▶ [What needs to be done]
Duplicate the lines below, beginning with the line containing "text-line: 5、加强责任心，确保无事故。: [309, 592, 720, 628]" and continuing through the line containing "1165, 1304, 1201]".

▶ [Region boundary data]
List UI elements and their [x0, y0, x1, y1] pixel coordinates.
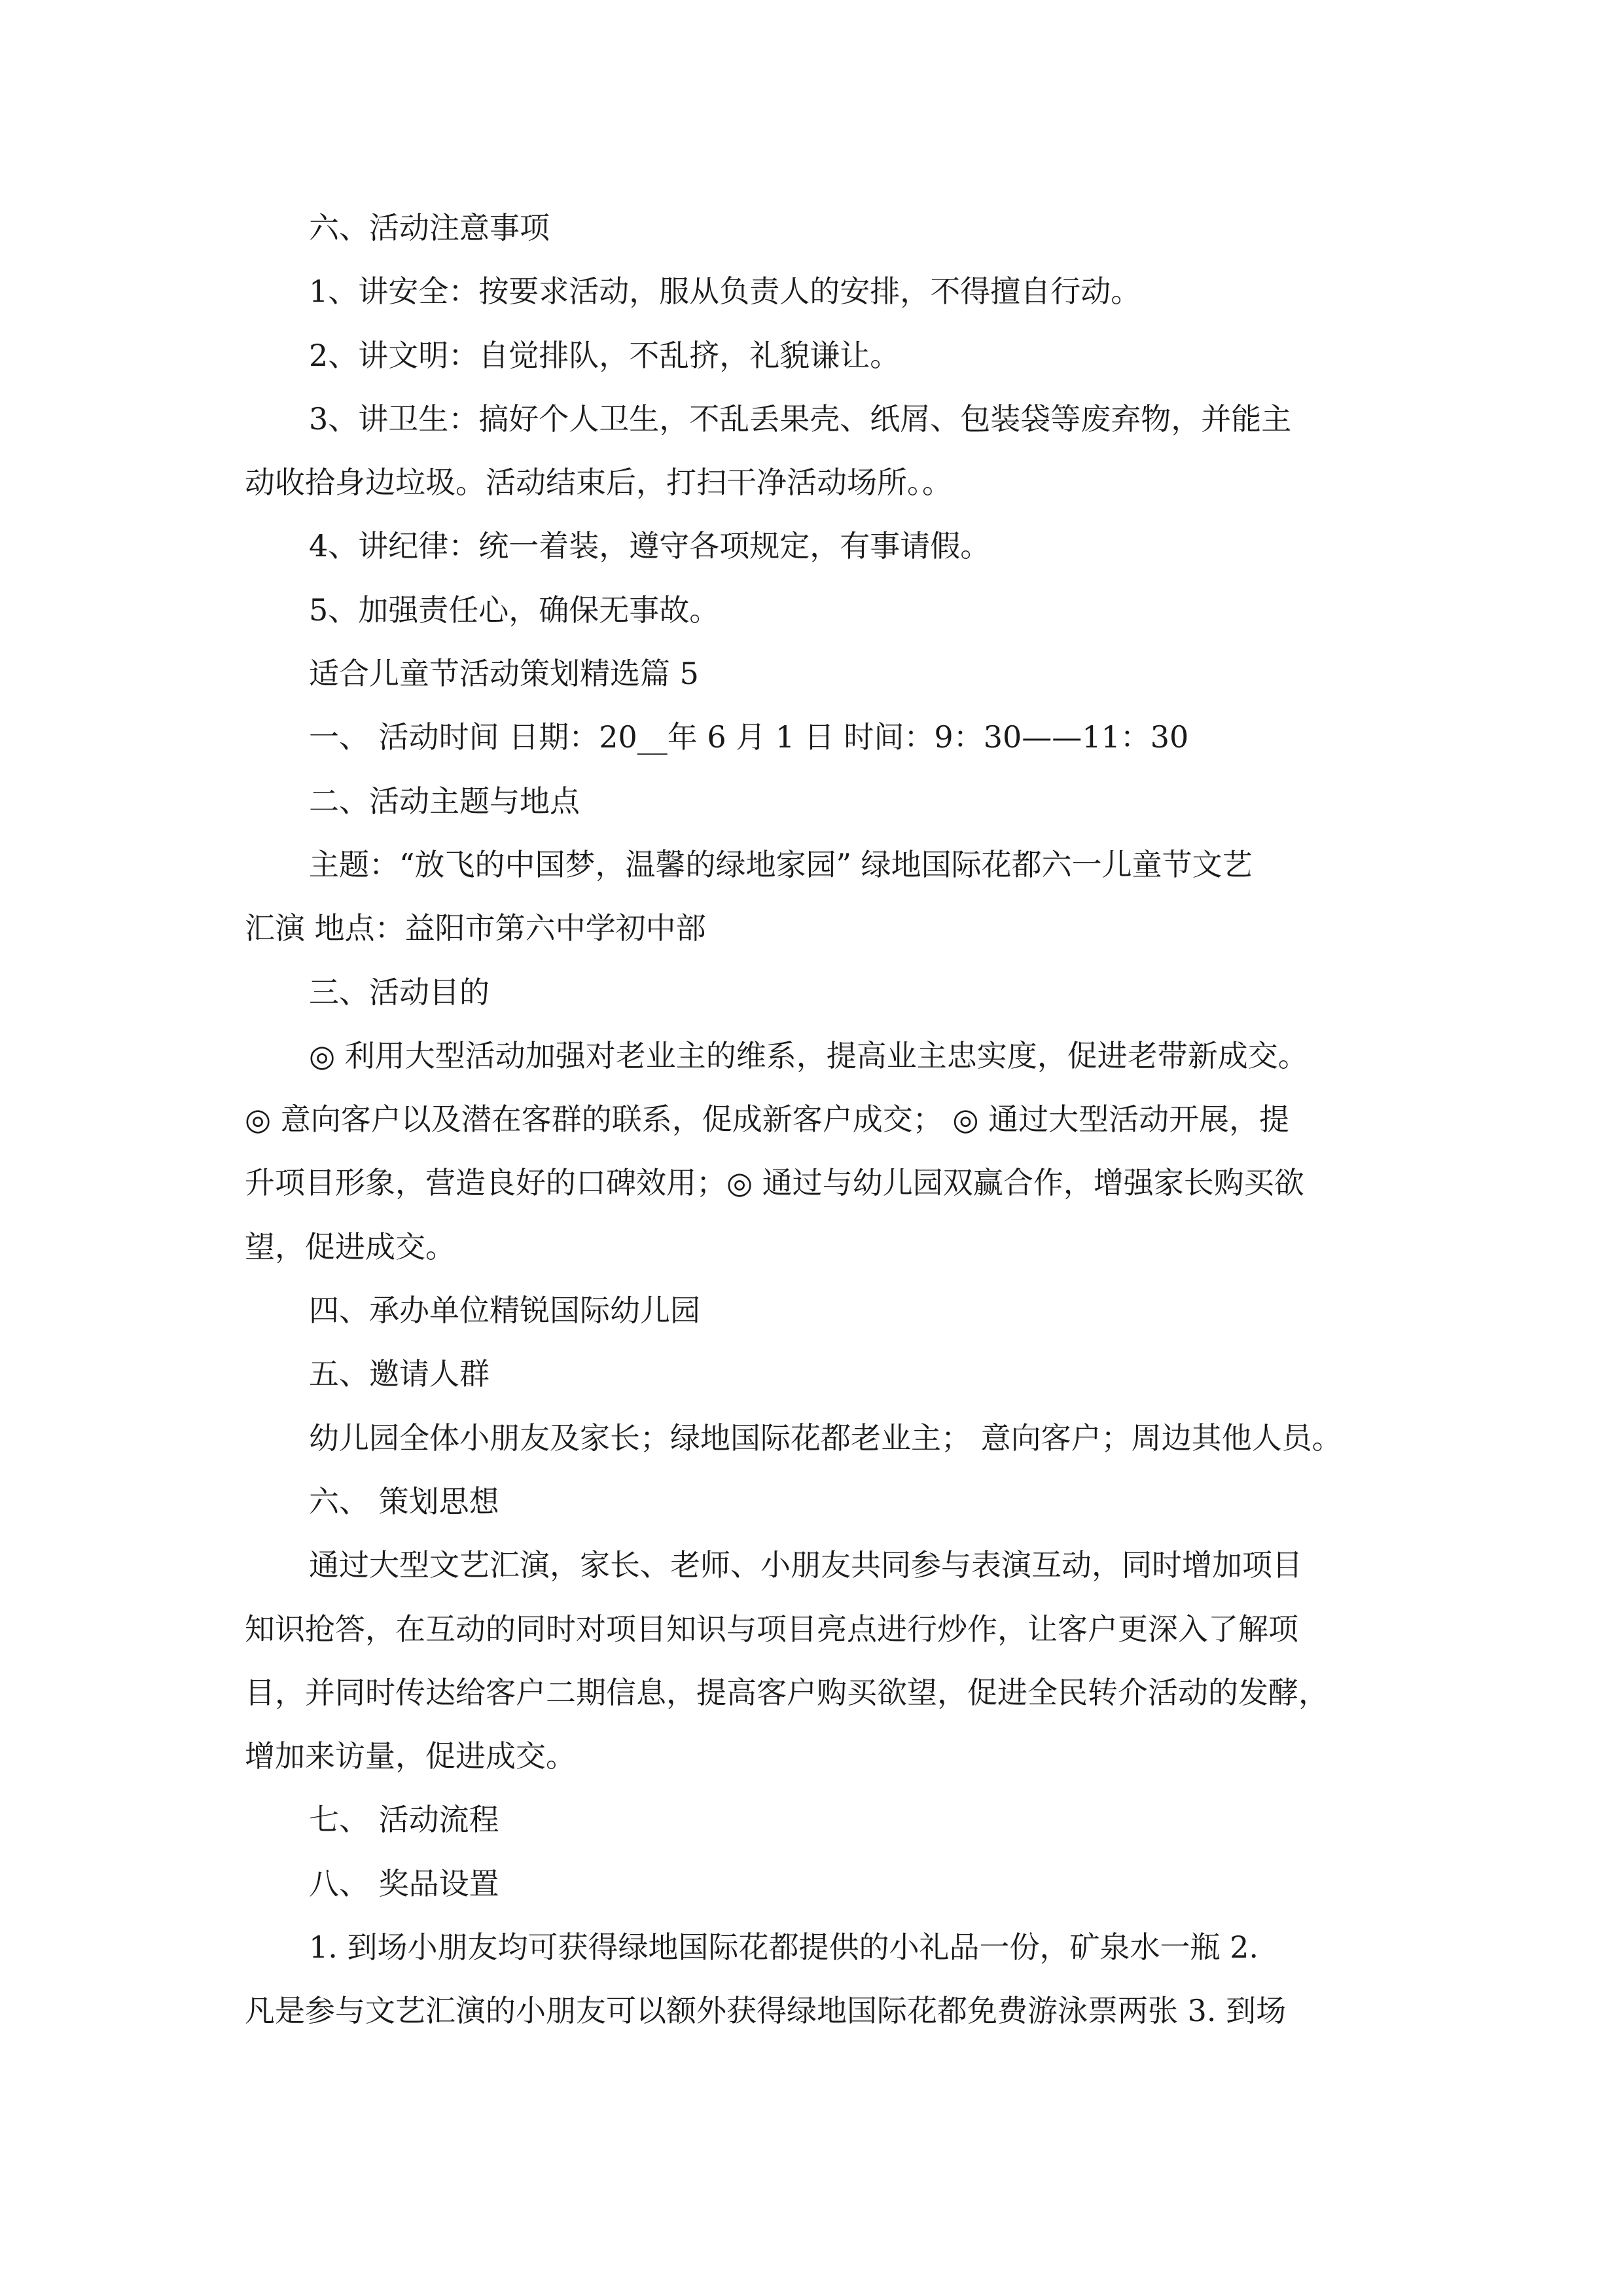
text-line: 5、加强责任心，确保无事故。: [309, 592, 720, 628]
text-line: 通过大型文艺汇演，家长、老师、小朋友共同参与表演互动，同时增加项目: [309, 1547, 1302, 1583]
text-line: 六、 策划思想: [309, 1483, 499, 1519]
text-line: 五、邀请人群: [309, 1356, 490, 1392]
text-line: ◎ 利用大型活动加强对老业主的维系，提高业主忠实度，促进老带新成交。: [309, 1037, 1308, 1073]
text-line: 2、讲文明：自觉排队，不乱挤，礼貌谦让。: [309, 337, 901, 373]
text-line: 升项目形象，营造良好的口碑效用；◎ 通过与幼儿园双赢合作，增强家长购买欲: [245, 1165, 1304, 1201]
text-line: 4、讲纪律：统一着装，遵守各项规定，有事请假。: [309, 528, 991, 564]
text-line: 望，促进成交。: [245, 1229, 455, 1265]
text-line: 二、活动主题与地点: [309, 783, 580, 819]
text-line: 主题：“放飞的中国梦，温馨的绿地家园” 绿地国际花都六一儿童节文艺: [309, 846, 1253, 882]
text-line: 动收拾身边垃圾。活动结束后，打扫干净活动场所。。: [245, 465, 952, 501]
text-line: 1、讲安全：按要求活动，服从负责人的安排，不得擅自行动。: [309, 274, 1141, 310]
text-line: 一、 活动时间 日期：20__年 6 月 1 日 时间：9：30——11：30: [309, 719, 1189, 755]
text-line: 增加来访量，促进成交。: [245, 1738, 576, 1774]
text-line: 幼儿园全体小朋友及家长；绿地国际花都老业主； 意向客户；周边其他人员。: [309, 1420, 1342, 1456]
text-line: 七、 活动流程: [309, 1802, 499, 1838]
text-line: 四、承办单位精锐国际幼儿园: [309, 1293, 700, 1329]
text-line: 八、 奖品设置: [309, 1865, 499, 1901]
text-line: 1. 到场小朋友均可获得绿地国际花都提供的小礼品一份，矿泉水一瓶 2.: [309, 1929, 1259, 1965]
text-line: 六、活动注意事项: [309, 210, 550, 245]
text-line: 适合儿童节活动策划精选篇 5: [309, 656, 699, 692]
text-line: 知识抢答，在互动的同时对项目知识与项目亮点进行炒作，让客户更深入了解项: [245, 1611, 1298, 1647]
text-line: 凡是参与文艺汇演的小朋友可以额外获得绿地国际花都免费游泳票两张 3. 到场: [245, 1993, 1287, 2029]
text-line: ◎ 意向客户以及潜在客群的联系，促成新客户成交； ◎ 通过大型活动开展，提: [245, 1102, 1290, 1138]
text-line: 目，并同时传达给客户二期信息，提高客户购买欲望，促进全民转介活动的发酵，: [245, 1674, 1329, 1710]
text-line: 汇演 地点：益阳市第六中学初中部: [245, 910, 706, 946]
text-line: 三、活动目的: [309, 974, 490, 1010]
text-line: 3、讲卫生：搞好个人卫生，不乱丢果壳、纸屑、包装袋等废弃物，并能主: [309, 401, 1292, 437]
document-body: [245, 196, 1397, 2043]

▶ [Right answer]
text-line: 5、加强责任心，确保无事故。: [309, 592, 720, 628]
text-line: 通过大型文艺汇演，家长、老师、小朋友共同参与表演互动，同时增加项目: [309, 1547, 1302, 1583]
text-line: 六、 策划思想: [309, 1483, 499, 1519]
text-line: 五、邀请人群: [309, 1356, 490, 1392]
text-line: ◎ 利用大型活动加强对老业主的维系，提高业主忠实度，促进老带新成交。: [309, 1037, 1308, 1073]
text-line: 2、讲文明：自觉排队，不乱挤，礼貌谦让。: [309, 337, 901, 373]
text-line: 升项目形象，营造良好的口碑效用；◎ 通过与幼儿园双赢合作，增强家长购买欲: [245, 1165, 1304, 1201]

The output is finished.